Stored data:
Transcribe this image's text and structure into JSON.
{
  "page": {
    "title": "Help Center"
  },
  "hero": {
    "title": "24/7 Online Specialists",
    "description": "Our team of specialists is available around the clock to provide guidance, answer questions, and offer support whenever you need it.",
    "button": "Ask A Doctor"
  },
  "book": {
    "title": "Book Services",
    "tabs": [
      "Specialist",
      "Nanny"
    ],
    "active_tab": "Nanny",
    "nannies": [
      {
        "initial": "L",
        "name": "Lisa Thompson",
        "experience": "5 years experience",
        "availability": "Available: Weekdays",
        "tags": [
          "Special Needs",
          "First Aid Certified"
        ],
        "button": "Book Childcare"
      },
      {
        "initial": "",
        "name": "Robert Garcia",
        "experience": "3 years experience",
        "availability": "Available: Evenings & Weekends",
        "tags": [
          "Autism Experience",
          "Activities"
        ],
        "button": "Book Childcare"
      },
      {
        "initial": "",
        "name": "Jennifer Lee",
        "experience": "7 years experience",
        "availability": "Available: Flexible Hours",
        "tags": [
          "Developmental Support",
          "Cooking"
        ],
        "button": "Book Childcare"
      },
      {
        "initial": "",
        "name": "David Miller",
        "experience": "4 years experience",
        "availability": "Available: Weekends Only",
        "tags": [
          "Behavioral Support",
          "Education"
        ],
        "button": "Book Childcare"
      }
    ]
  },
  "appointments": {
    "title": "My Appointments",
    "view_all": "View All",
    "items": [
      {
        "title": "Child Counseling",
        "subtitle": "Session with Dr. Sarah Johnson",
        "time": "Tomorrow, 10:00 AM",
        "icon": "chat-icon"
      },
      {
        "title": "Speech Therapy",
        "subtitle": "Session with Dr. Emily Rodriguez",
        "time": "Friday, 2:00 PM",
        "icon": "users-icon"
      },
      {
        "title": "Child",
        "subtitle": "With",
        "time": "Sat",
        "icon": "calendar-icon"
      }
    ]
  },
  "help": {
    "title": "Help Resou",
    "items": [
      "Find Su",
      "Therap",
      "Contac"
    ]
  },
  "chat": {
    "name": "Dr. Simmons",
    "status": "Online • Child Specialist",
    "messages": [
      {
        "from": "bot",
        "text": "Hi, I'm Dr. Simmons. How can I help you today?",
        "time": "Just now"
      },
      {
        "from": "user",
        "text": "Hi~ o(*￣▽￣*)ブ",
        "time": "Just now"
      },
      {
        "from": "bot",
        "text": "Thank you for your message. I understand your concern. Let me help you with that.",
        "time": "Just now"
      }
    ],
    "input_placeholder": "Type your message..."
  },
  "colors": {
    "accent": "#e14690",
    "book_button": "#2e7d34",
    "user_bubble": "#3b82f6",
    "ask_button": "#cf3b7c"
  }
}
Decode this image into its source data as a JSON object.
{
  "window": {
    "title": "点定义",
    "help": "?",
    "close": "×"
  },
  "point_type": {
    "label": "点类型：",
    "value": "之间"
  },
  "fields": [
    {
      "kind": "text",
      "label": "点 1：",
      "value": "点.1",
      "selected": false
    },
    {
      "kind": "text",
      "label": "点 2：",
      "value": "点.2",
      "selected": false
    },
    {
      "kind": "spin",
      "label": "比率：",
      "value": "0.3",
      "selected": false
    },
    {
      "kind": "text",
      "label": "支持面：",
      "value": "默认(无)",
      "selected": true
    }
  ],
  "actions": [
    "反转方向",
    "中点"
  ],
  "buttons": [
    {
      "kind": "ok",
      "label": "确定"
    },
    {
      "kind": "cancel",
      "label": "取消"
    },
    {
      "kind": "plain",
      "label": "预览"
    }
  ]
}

*Exercise task*
Identify lines with the string "JSON". Copy each one.

*Result of this task*
Transcribe this image's text and structure into JSON.
Decode this image into its source data as a JSON object.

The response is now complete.